THE EXERCISE
Your task is to quote the material that follows, in full and exactly.

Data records

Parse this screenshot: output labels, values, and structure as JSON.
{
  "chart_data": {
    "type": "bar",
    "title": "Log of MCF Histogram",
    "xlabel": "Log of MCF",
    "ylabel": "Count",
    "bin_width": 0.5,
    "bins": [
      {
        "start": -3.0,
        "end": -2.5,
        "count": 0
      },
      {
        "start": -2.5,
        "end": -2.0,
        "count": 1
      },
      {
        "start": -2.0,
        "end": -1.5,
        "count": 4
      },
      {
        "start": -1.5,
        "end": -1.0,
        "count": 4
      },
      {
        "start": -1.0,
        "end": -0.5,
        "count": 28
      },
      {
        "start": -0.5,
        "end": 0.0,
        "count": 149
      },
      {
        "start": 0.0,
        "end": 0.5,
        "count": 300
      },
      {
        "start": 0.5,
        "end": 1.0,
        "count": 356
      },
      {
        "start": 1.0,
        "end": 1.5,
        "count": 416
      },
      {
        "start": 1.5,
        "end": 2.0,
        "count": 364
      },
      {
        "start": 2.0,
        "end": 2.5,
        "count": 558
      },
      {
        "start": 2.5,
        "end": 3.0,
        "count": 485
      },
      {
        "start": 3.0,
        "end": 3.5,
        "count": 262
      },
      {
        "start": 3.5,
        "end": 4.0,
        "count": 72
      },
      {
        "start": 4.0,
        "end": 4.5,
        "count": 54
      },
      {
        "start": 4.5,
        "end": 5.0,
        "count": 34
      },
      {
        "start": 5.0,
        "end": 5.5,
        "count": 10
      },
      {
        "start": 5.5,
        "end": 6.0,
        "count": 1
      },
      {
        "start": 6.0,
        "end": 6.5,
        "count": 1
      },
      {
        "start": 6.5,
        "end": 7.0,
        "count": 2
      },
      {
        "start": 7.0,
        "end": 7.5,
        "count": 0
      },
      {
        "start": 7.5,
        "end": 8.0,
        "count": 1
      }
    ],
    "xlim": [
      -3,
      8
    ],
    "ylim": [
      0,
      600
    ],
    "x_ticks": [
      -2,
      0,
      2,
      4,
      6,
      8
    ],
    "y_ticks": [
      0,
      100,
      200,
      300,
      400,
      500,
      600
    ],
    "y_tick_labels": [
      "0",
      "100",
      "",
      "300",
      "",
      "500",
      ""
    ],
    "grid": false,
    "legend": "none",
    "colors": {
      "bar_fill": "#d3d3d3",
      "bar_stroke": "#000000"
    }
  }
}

WRITTEN SOLUTION
Parse this screenshot: output labels, values, and structure as JSON.
{
  "chart_data": {
    "type": "bar",
    "title": "Log of MCF Histogram",
    "xlabel": "Log of MCF",
    "ylabel": "Count",
    "bin_width": 0.5,
    "bins": [
      {
        "start": -3.0,
        "end": -2.5,
        "count": 0
      },
      {
        "start": -2.5,
        "end": -2.0,
        "count": 1
      },
      {
        "start": -2.0,
        "end": -1.5,
        "count": 4
      },
      {
        "start": -1.5,
        "end": -1.0,
        "count": 4
      },
      {
        "start": -1.0,
        "end": -0.5,
        "count": 28
      },
      {
        "start": -0.5,
        "end": 0.0,
        "count": 149
      },
      {
        "start": 0.0,
        "end": 0.5,
        "count": 300
      },
      {
        "start": 0.5,
        "end": 1.0,
        "count": 356
      },
      {
        "start": 1.0,
        "end": 1.5,
        "count": 416
      },
      {
        "start": 1.5,
        "end": 2.0,
        "count": 364
      },
      {
        "start": 2.0,
        "end": 2.5,
        "count": 558
      },
      {
        "start": 2.5,
        "end": 3.0,
        "count": 485
      },
      {
        "start": 3.0,
        "end": 3.5,
        "count": 262
      },
      {
        "start": 3.5,
        "end": 4.0,
        "count": 72
      },
      {
        "start": 4.0,
        "end": 4.5,
        "count": 54
      },
      {
        "start": 4.5,
        "end": 5.0,
        "count": 34
      },
      {
        "start": 5.0,
        "end": 5.5,
        "count": 10
      },
      {
        "start": 5.5,
        "end": 6.0,
        "count": 1
      },
      {
        "start": 6.0,
        "end": 6.5,
        "count": 1
      },
      {
        "start": 6.5,
        "end": 7.0,
        "count": 2
      },
      {
        "start": 7.0,
        "end": 7.5,
        "count": 0
      },
      {
        "start": 7.5,
        "end": 8.0,
        "count": 1
      }
    ],
    "xlim": [
      -3,
      8
    ],
    "ylim": [
      0,
      600
    ],
    "x_ticks": [
      -2,
      0,
      2,
      4,
      6,
      8
    ],
    "y_ticks": [
      0,
      100,
      200,
      300,
      400,
      500,
      600
    ],
    "y_tick_labels": [
      "0",
      "100",
      "",
      "300",
      "",
      "500",
      ""
    ],
    "grid": false,
    "legend": "none",
    "colors": {
      "bar_fill": "#d3d3d3",
      "bar_stroke": "#000000"
    }
  }
}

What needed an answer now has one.